# [PROBLEM]
Extract all data as written.

»»

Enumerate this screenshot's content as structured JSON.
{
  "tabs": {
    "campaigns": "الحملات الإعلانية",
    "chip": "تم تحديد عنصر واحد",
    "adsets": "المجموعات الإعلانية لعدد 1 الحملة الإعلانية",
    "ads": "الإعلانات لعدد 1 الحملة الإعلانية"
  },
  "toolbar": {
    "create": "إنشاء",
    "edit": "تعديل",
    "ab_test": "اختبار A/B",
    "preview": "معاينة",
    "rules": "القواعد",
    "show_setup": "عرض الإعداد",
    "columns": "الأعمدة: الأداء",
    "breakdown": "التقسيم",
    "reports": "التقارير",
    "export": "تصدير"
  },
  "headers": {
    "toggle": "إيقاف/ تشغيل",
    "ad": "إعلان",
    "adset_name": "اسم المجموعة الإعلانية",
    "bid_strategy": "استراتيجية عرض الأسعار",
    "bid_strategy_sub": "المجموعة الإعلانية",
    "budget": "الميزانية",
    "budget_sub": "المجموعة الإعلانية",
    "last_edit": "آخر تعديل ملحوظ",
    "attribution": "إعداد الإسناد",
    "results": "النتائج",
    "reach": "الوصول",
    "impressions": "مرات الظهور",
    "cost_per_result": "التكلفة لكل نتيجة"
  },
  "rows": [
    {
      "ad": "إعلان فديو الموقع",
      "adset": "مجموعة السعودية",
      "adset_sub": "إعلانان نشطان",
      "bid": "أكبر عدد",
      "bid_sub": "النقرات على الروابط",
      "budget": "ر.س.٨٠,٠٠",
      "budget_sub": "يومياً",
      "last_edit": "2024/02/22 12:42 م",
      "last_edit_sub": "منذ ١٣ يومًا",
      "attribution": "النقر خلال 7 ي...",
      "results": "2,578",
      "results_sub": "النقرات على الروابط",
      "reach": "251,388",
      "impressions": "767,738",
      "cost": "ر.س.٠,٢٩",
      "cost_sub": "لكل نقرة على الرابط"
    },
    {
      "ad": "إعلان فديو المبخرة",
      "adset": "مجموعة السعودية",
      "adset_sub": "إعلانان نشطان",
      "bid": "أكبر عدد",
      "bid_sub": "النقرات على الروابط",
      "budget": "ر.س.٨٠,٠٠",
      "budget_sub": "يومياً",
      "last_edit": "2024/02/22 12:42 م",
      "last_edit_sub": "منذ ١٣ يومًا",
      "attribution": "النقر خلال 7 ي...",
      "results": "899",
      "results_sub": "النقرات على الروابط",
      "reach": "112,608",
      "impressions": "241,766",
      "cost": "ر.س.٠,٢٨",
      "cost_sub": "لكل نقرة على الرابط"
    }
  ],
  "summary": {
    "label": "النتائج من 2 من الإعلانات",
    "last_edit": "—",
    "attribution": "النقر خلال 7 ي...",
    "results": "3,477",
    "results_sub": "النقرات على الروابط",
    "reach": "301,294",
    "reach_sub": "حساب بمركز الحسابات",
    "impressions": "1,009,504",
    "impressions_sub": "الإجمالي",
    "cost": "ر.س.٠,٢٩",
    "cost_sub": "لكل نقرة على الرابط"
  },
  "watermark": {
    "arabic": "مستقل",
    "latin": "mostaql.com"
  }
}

««

# [WRITTEN RESPONSE]
Enumerate this screenshot's content as structured JSON.
{
  "tabs": {
    "campaigns": "الحملات الإعلانية",
    "chip": "تم تحديد عنصر واحد",
    "adsets": "المجموعات الإعلانية لعدد 1 الحملة الإعلانية",
    "ads": "الإعلانات لعدد 1 الحملة الإعلانية"
  },
  "toolbar": {
    "create": "إنشاء",
    "edit": "تعديل",
    "ab_test": "اختبار A/B",
    "preview": "معاينة",
    "rules": "القواعد",
    "show_setup": "عرض الإعداد",
    "columns": "الأعمدة: الأداء",
    "breakdown": "التقسيم",
    "reports": "التقارير",
    "export": "تصدير"
  },
  "headers": {
    "toggle": "إيقاف/ تشغيل",
    "ad": "إعلان",
    "adset_name": "اسم المجموعة الإعلانية",
    "bid_strategy": "استراتيجية عرض الأسعار",
    "bid_strategy_sub": "المجموعة الإعلانية",
    "budget": "الميزانية",
    "budget_sub": "المجموعة الإعلانية",
    "last_edit": "آخر تعديل ملحوظ",
    "attribution": "إعداد الإسناد",
    "results": "النتائج",
    "reach": "الوصول",
    "impressions": "مرات الظهور",
    "cost_per_result": "التكلفة لكل نتيجة"
  },
  "rows": [
    {
      "ad": "إعلان فديو الموقع",
      "adset": "مجموعة السعودية",
      "adset_sub": "إعلانان نشطان",
      "bid": "أكبر عدد",
      "bid_sub": "النقرات على الروابط",
      "budget": "ر.س.٨٠,٠٠",
      "budget_sub": "يومياً",
      "last_edit": "2024/02/22 12:42 م",
      "last_edit_sub": "منذ ١٣ يومًا",
      "attribution": "النقر خلال 7 ي...",
      "results": "2,578",
      "results_sub": "النقرات على الروابط",
      "reach": "251,388",
      "impressions": "767,738",
      "cost": "ر.س.٠,٢٩",
      "cost_sub": "لكل نقرة على الرابط"
    },
    {
      "ad": "إعلان فديو المبخرة",
      "adset": "مجموعة السعودية",
      "adset_sub": "إعلانان نشطان",
      "bid": "أكبر عدد",
      "bid_sub": "النقرات على الروابط",
      "budget": "ر.س.٨٠,٠٠",
      "budget_sub": "يومياً",
      "last_edit": "2024/02/22 12:42 م",
      "last_edit_sub": "منذ ١٣ يومًا",
      "attribution": "النقر خلال 7 ي...",
      "results": "899",
      "results_sub": "النقرات على الروابط",
      "reach": "112,608",
      "impressions": "241,766",
      "cost": "ر.س.٠,٢٨",
      "cost_sub": "لكل نقرة على الرابط"
    }
  ],
  "summary": {
    "label": "النتائج من 2 من الإعلانات",
    "last_edit": "—",
    "attribution": "النقر خلال 7 ي...",
    "results": "3,477",
    "results_sub": "النقرات على الروابط",
    "reach": "301,294",
    "reach_sub": "حساب بمركز الحسابات",
    "impressions": "1,009,504",
    "impressions_sub": "الإجمالي",
    "cost": "ر.س.٠,٢٩",
    "cost_sub": "لكل نقرة على الرابط"
  },
  "watermark": {
    "arabic": "مستقل",
    "latin": "mostaql.com"
  }
}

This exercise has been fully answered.